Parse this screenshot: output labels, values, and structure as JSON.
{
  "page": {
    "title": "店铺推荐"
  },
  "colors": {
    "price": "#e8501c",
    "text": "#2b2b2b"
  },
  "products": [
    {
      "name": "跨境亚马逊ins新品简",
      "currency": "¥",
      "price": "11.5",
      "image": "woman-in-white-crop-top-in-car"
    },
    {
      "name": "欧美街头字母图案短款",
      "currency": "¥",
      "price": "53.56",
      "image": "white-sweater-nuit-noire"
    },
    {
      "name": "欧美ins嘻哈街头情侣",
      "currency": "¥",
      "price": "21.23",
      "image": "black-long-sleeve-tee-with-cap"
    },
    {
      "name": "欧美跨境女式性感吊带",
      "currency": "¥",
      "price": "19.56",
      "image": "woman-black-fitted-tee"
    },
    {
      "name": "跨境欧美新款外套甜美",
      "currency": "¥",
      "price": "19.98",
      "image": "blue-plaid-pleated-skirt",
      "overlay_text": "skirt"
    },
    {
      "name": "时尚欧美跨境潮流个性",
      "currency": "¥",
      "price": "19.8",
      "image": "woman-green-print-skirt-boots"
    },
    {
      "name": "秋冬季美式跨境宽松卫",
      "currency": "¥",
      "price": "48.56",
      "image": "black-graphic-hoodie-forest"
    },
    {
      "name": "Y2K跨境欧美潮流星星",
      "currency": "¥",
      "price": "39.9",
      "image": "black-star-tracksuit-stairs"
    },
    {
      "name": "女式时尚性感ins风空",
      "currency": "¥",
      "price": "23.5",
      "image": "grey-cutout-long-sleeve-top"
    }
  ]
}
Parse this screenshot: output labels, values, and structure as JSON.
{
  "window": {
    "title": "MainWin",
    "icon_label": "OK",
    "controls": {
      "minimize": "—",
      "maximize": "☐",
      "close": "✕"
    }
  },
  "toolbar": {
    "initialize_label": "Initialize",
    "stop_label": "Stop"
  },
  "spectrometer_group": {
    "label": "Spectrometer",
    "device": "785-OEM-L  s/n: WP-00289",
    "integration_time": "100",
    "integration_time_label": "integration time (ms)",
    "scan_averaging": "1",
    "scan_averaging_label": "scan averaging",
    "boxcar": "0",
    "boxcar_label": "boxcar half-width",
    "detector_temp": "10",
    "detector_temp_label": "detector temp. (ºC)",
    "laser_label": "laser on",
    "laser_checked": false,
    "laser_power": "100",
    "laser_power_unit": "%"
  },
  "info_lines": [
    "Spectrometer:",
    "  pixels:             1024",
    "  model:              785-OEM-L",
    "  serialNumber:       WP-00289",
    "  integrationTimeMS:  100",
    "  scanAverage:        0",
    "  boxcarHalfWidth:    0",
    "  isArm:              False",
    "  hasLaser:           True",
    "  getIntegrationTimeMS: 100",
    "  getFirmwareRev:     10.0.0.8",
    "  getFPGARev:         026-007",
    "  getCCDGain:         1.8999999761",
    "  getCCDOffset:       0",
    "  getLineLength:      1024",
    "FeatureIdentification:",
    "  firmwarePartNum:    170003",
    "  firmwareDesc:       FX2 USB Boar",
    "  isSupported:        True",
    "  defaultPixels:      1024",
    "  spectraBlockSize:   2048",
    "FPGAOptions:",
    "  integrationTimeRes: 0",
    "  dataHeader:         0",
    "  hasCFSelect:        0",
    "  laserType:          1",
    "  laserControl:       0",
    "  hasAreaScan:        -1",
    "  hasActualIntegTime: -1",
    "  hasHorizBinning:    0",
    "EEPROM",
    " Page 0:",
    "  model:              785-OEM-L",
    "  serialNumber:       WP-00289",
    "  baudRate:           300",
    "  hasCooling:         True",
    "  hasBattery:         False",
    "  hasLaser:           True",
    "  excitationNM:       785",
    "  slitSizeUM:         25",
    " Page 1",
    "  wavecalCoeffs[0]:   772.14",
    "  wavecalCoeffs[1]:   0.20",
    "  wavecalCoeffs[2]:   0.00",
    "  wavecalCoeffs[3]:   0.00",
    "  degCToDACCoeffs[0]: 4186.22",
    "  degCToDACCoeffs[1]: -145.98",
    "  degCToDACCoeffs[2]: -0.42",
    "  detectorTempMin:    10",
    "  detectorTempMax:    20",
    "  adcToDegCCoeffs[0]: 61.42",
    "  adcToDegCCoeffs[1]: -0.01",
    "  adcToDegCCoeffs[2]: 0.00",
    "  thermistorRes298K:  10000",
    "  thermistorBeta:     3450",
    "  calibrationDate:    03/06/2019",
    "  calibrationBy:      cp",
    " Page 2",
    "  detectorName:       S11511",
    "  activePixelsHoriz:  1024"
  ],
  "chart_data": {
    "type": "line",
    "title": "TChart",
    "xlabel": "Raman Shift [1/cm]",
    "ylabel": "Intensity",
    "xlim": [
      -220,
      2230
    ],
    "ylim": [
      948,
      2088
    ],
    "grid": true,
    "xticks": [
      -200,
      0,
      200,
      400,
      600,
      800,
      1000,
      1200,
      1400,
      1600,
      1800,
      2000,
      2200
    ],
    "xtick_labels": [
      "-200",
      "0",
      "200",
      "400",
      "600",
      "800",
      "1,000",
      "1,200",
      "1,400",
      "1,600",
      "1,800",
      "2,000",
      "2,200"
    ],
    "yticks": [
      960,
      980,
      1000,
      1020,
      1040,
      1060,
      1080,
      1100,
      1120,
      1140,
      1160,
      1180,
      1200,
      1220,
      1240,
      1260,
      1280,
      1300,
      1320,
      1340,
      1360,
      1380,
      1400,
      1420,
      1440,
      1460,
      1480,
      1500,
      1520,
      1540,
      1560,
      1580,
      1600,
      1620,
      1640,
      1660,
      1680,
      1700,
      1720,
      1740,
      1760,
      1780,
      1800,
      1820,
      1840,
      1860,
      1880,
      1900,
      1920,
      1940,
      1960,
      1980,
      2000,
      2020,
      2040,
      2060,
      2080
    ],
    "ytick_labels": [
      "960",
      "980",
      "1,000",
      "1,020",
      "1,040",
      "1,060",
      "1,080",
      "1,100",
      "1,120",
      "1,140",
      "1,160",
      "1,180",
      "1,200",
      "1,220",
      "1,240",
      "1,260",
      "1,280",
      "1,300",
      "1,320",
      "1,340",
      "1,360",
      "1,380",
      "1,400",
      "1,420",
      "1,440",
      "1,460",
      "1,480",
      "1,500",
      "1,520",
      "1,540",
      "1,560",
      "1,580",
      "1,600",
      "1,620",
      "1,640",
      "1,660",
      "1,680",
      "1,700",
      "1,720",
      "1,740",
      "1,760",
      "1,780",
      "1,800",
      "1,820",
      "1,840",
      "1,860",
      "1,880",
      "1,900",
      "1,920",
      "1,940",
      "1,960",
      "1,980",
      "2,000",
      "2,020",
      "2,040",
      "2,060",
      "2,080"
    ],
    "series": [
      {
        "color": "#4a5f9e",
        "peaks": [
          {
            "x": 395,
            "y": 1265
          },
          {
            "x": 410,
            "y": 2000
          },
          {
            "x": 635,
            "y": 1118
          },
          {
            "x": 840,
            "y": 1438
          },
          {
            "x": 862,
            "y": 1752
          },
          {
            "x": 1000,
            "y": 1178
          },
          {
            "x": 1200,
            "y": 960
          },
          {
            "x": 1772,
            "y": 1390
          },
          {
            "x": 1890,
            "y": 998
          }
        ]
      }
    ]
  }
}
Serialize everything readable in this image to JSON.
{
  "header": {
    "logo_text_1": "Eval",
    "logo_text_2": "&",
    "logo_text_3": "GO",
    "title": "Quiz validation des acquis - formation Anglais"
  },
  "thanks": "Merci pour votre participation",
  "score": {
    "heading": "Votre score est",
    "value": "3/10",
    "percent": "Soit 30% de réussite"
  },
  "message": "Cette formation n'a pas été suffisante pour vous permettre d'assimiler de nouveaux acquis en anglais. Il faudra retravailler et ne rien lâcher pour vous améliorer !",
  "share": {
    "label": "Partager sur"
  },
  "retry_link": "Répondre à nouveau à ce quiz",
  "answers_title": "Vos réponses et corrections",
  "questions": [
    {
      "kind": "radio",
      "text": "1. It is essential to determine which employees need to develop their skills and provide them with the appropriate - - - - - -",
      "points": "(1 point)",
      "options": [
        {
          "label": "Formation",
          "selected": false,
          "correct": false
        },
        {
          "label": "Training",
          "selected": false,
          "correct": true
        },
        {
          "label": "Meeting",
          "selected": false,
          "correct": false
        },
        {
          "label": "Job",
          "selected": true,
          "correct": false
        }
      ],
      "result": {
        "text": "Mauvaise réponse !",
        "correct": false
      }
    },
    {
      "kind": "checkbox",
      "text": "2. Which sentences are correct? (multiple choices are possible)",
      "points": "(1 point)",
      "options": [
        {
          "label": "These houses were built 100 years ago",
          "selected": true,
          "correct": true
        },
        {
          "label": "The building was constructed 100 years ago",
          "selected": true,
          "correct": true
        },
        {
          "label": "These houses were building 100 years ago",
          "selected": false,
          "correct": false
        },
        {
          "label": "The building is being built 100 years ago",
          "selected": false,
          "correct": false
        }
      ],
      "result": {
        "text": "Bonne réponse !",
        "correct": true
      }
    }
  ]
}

= = = = =

▸ What the task asks: Using the listing, collect all lines in which the string "built" is found.

▸ Result of the task:
          "label": "These houses were built 100 years ago",
          "label": "The building is being built 100 years ago",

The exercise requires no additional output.